** BEGIN MATERIAL SUPPLIED **

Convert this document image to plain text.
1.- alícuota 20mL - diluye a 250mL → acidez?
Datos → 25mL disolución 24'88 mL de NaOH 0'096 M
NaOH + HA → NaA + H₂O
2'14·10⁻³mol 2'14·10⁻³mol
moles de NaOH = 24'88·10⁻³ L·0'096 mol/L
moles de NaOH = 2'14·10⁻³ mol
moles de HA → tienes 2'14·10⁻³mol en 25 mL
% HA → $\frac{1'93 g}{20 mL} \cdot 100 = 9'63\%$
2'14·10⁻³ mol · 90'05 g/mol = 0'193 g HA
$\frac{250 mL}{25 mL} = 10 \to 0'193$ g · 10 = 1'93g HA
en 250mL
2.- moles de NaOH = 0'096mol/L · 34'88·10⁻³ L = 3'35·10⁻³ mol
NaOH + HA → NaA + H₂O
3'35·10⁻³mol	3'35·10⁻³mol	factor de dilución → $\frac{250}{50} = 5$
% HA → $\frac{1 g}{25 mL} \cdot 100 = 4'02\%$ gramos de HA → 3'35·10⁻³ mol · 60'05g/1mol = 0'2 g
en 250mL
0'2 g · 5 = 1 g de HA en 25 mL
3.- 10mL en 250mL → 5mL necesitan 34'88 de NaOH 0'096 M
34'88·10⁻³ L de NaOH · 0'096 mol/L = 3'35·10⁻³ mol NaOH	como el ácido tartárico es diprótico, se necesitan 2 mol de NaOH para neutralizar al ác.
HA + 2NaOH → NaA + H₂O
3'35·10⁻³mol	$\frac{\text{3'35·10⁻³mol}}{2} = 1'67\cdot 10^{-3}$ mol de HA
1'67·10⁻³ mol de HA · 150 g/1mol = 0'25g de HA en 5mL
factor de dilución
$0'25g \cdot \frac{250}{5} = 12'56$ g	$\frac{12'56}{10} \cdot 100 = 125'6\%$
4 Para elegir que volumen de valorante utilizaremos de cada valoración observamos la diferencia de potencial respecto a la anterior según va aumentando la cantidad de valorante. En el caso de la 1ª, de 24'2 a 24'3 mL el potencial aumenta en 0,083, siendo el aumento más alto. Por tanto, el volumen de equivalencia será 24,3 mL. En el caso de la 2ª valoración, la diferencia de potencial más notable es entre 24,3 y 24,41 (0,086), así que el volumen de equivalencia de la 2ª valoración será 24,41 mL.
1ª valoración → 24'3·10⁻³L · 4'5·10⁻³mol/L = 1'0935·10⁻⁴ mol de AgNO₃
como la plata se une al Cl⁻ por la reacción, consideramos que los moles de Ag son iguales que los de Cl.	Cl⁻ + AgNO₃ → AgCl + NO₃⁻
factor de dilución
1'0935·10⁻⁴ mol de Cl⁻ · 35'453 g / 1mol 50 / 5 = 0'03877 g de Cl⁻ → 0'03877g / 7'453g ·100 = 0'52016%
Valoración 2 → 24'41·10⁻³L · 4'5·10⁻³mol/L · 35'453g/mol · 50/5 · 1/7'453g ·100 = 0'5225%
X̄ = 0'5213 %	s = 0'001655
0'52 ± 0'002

** END MATERIAL SUPPLIED **

DIRECTIVE
Reply with one number: the count of lines in the entries that include the word "frac".

FINISHED TASK
6